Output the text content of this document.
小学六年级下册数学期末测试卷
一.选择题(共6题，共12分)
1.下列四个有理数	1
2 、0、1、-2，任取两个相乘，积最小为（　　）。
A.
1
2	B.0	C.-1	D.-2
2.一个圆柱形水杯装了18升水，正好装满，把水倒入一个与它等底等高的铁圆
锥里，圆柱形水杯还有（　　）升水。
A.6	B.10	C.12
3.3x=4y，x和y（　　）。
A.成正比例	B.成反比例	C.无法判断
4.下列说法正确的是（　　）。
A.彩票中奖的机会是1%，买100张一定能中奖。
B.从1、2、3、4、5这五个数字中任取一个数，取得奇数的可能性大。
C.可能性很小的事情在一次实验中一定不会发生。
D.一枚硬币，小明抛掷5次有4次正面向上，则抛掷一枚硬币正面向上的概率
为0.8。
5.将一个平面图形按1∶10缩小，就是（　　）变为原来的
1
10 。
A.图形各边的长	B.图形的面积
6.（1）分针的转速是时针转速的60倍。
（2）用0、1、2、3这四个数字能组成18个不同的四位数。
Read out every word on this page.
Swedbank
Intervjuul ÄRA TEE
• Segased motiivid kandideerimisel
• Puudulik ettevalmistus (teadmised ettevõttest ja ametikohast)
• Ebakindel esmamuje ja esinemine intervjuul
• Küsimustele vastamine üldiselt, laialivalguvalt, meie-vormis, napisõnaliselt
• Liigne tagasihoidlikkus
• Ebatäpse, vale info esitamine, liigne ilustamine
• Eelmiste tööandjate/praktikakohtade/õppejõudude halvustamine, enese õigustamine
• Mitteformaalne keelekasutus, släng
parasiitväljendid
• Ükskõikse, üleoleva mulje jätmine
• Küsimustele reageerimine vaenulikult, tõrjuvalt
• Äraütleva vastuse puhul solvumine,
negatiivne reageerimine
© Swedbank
++++
### Task goal:
Find all lines holding the string "reageerimine" and copy them.

### Solved exercise:
• Küsimustele reageerimine vaenulikult, tõrjuvalt
negatiivne reageerimine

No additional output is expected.